---------- Material supplied
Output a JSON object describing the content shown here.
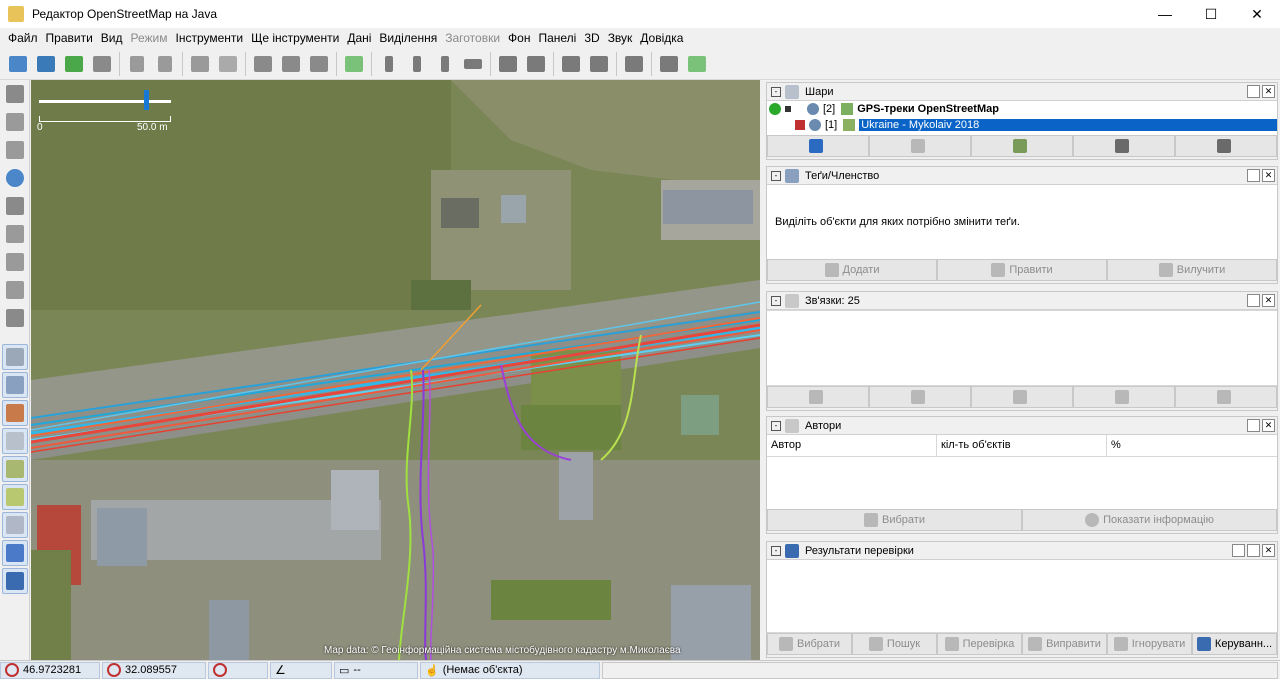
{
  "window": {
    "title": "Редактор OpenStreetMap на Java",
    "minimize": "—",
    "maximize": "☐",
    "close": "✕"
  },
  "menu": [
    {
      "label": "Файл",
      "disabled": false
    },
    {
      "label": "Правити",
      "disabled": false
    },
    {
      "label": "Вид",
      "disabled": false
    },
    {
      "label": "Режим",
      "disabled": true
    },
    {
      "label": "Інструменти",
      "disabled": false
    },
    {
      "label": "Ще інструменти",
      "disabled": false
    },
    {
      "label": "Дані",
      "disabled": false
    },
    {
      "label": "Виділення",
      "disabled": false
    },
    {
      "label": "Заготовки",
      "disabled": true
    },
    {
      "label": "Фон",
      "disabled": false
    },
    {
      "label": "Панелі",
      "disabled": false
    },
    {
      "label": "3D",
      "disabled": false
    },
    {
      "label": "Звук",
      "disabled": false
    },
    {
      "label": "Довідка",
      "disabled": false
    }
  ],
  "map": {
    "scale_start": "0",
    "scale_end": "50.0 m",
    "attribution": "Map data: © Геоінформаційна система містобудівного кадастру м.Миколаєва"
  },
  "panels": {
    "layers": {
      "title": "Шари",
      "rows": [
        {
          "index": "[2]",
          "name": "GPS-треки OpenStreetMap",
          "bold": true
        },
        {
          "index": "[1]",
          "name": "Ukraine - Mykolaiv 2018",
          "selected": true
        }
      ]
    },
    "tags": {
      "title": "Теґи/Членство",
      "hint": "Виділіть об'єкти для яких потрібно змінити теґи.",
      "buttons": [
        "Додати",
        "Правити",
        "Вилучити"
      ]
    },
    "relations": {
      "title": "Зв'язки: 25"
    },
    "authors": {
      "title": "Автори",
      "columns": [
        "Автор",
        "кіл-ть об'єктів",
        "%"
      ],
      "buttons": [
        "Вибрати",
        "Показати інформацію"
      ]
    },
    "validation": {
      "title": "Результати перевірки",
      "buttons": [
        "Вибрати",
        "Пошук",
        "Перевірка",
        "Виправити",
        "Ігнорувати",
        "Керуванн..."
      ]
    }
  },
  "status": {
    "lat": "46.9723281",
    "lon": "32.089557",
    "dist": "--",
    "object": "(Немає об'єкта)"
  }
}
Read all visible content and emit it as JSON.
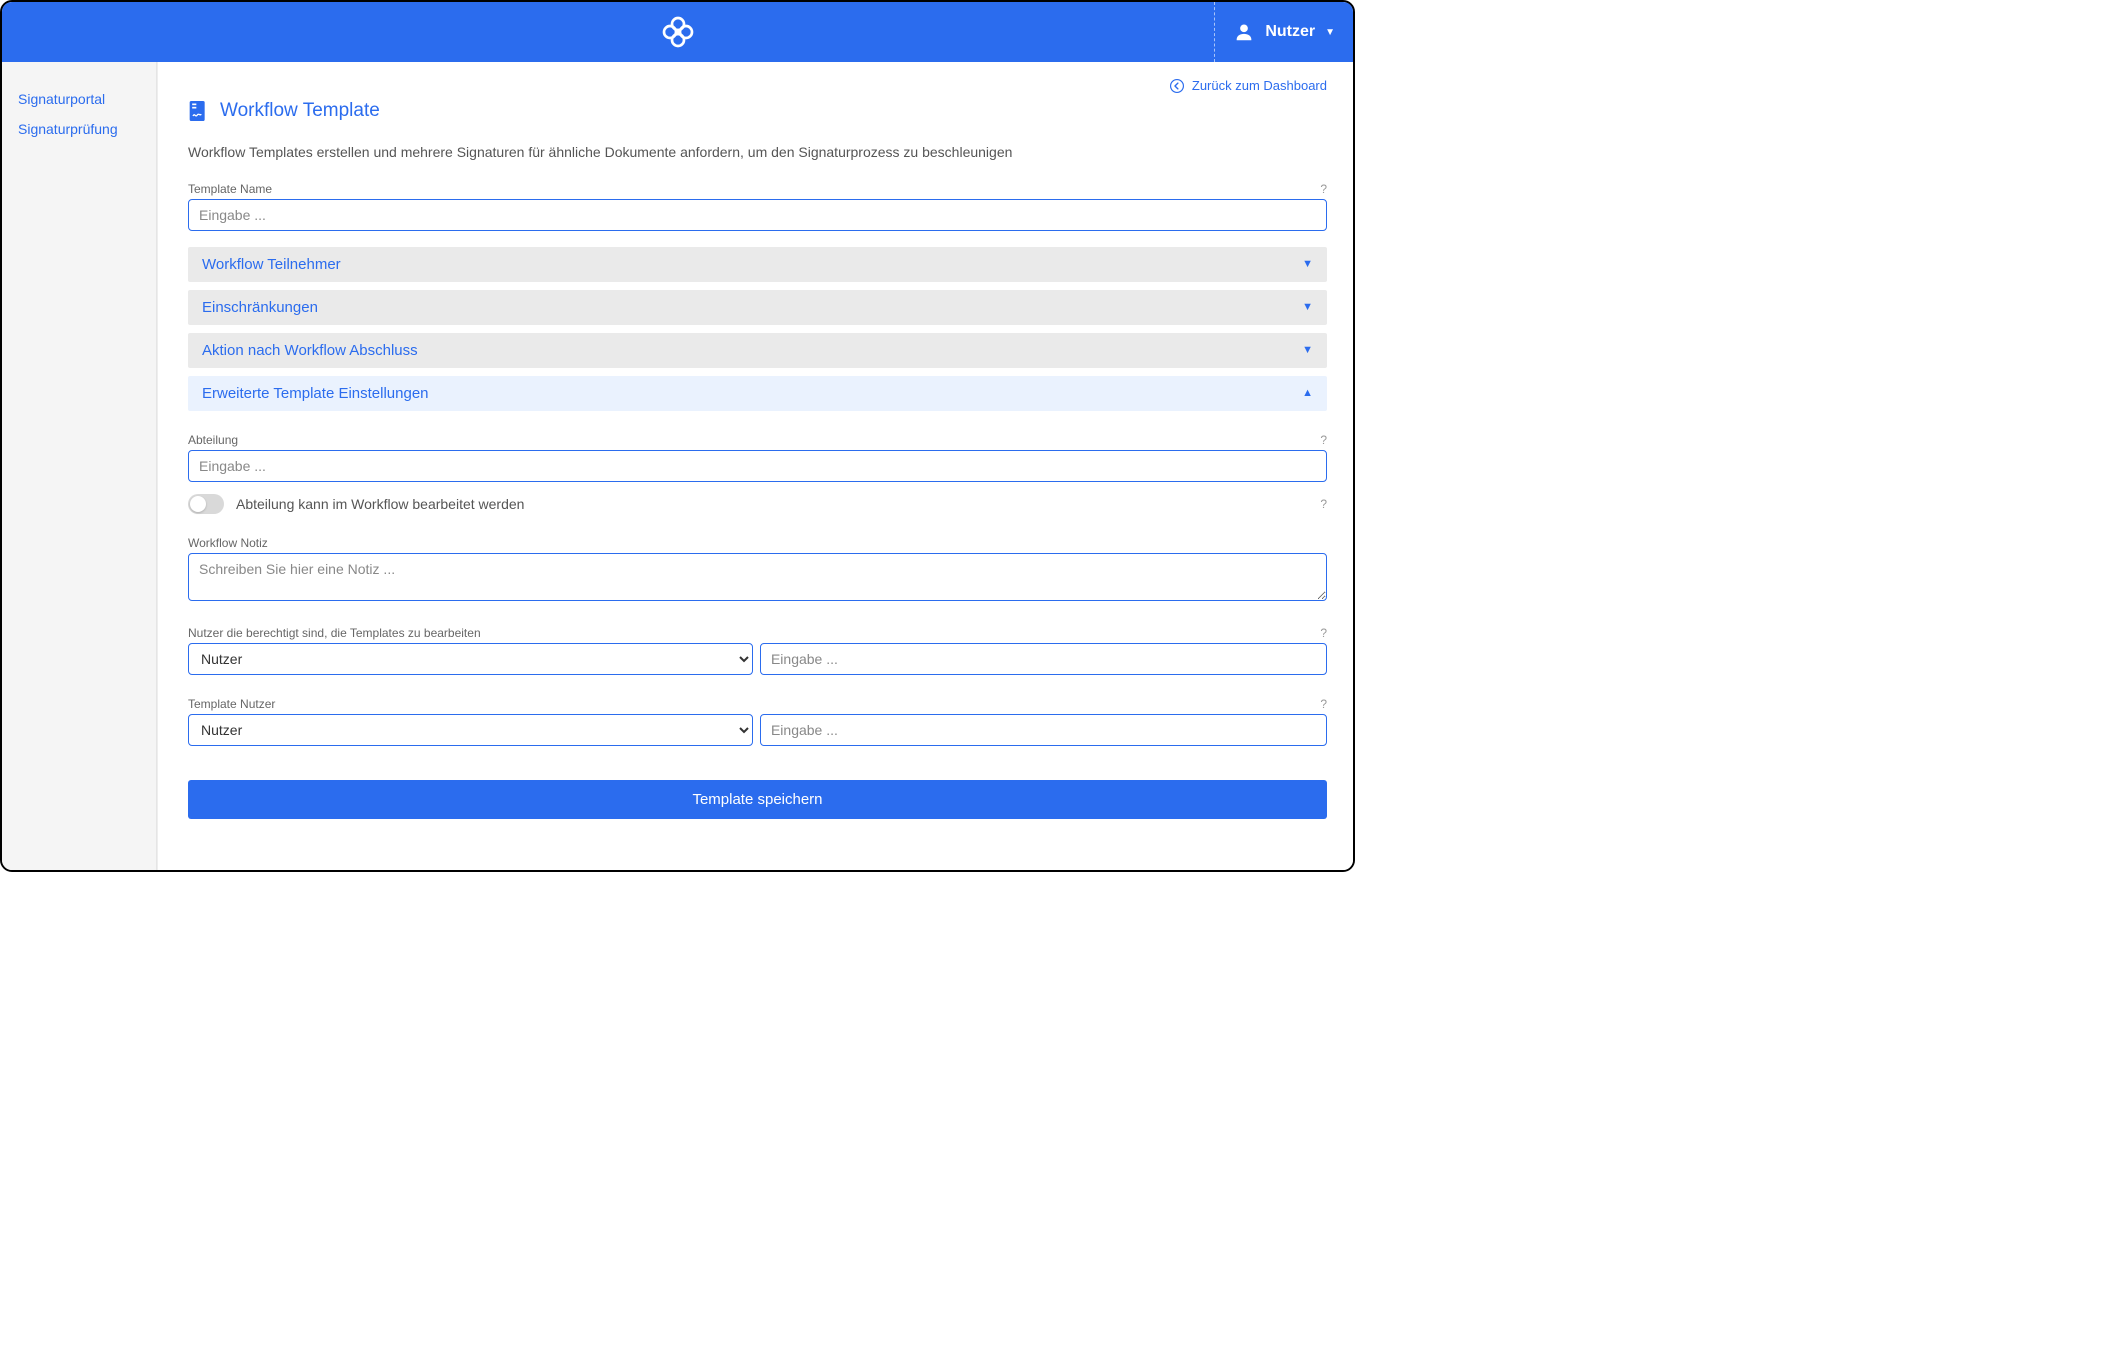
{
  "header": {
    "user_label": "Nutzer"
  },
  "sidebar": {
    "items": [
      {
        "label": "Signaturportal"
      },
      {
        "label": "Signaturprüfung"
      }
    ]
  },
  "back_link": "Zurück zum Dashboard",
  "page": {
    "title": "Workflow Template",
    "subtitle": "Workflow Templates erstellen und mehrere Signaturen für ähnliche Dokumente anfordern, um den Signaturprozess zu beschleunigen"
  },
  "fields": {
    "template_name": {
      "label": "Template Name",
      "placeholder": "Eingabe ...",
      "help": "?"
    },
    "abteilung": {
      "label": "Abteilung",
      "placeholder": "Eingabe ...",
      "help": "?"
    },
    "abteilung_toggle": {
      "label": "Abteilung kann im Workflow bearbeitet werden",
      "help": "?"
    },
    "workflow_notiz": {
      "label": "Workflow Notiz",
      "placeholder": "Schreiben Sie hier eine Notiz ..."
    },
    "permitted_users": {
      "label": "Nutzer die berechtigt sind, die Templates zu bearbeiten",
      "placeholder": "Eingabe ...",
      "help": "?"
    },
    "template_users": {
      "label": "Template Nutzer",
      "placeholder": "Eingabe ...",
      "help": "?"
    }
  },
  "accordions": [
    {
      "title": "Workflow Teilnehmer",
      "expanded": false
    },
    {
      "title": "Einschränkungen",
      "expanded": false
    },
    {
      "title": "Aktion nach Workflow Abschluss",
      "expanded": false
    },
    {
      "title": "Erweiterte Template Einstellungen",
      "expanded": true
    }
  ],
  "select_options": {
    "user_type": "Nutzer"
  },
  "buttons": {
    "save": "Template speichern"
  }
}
--------------------
---------- Material supplied
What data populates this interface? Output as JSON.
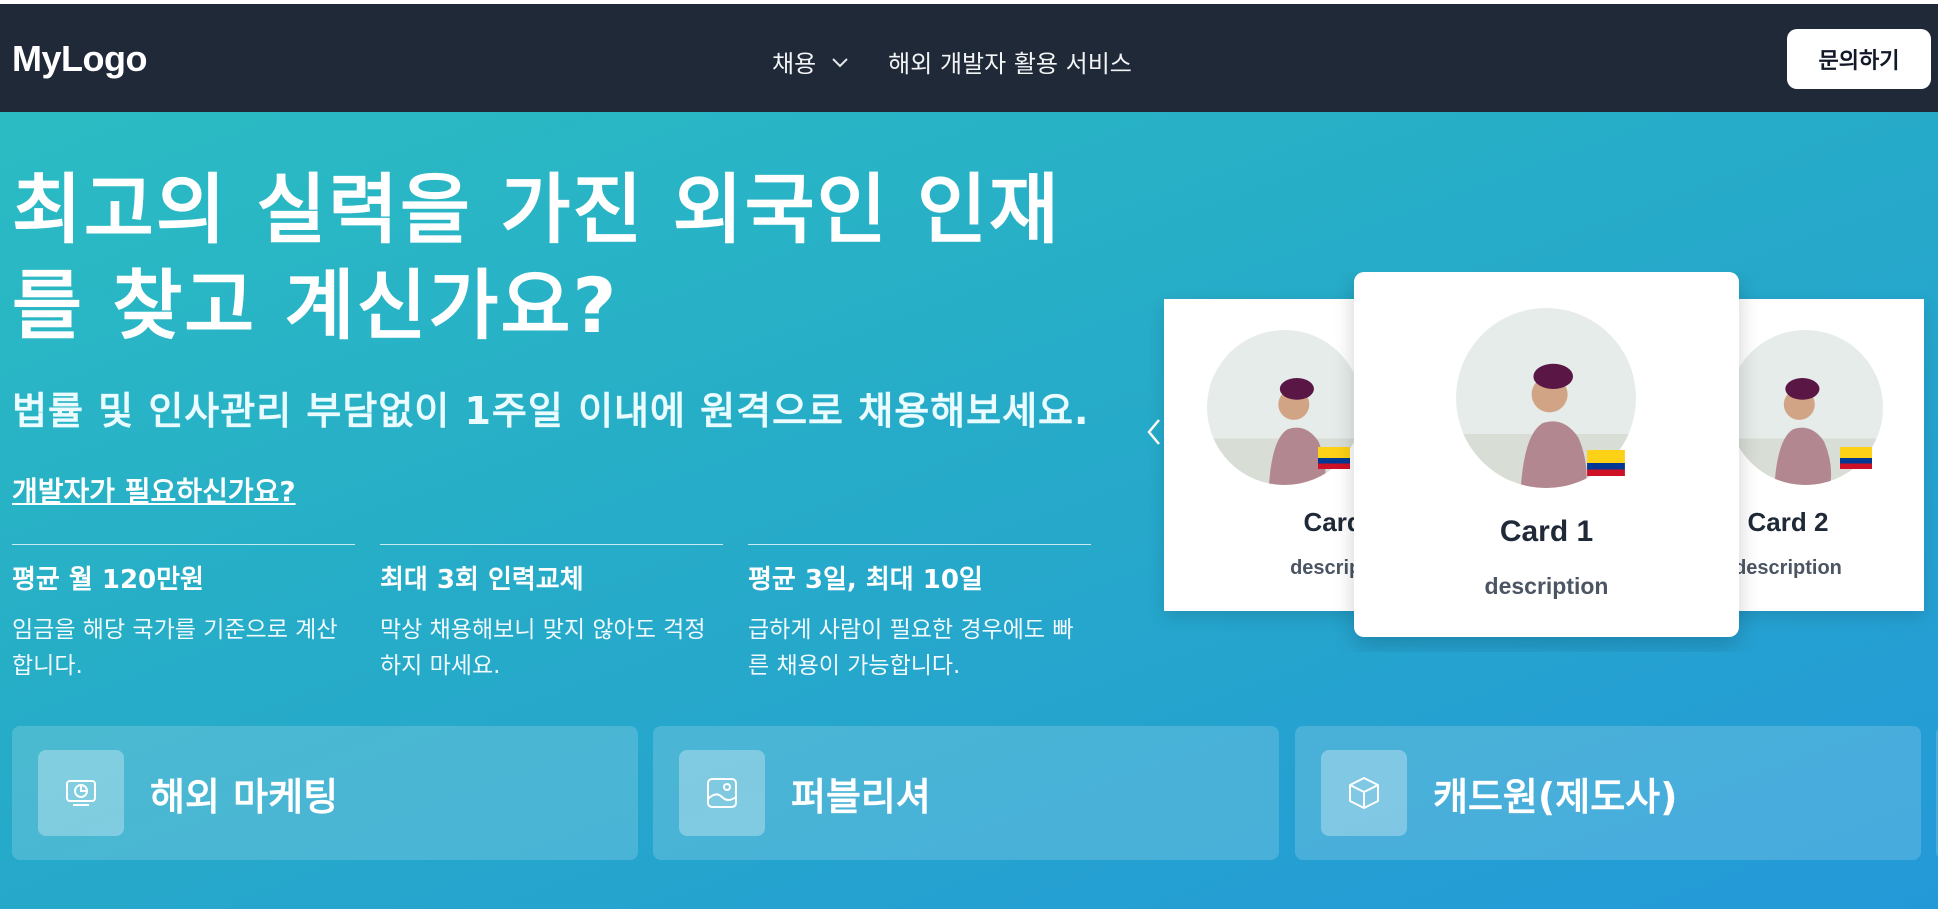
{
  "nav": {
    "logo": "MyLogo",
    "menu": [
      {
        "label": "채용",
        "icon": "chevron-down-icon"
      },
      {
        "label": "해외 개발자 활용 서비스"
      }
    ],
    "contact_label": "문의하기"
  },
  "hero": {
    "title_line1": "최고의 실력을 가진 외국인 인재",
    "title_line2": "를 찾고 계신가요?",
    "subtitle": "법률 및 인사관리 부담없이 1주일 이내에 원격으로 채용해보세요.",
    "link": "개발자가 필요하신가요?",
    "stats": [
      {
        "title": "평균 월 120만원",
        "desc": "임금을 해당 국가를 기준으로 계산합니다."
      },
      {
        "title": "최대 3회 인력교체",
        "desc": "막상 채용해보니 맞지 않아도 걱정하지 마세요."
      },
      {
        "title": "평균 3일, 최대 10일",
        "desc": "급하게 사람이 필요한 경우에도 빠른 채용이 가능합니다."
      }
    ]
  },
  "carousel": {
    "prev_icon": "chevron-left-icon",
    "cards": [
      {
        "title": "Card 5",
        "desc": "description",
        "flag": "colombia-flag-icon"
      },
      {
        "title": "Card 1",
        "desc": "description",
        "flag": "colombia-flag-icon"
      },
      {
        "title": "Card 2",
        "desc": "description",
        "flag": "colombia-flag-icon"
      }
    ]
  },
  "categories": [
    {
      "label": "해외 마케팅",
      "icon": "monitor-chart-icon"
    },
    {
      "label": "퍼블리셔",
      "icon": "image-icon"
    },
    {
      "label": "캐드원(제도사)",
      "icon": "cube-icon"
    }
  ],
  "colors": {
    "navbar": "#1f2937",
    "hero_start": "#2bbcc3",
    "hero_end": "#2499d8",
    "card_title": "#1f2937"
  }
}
--------------------
▶ _What is asked_: Search the listing above for the string "Templates". Copy every line that contains it.

▶ _The completed task_:
    "subtitle": "Workflow Templates erstellen und mehrere Signaturen für ähnliche Dokumente anfordern, um den Signaturprozess zu beschleunigen"
      "label": "Nutzer die berechtigt sind, die Templates zu bearbeiten",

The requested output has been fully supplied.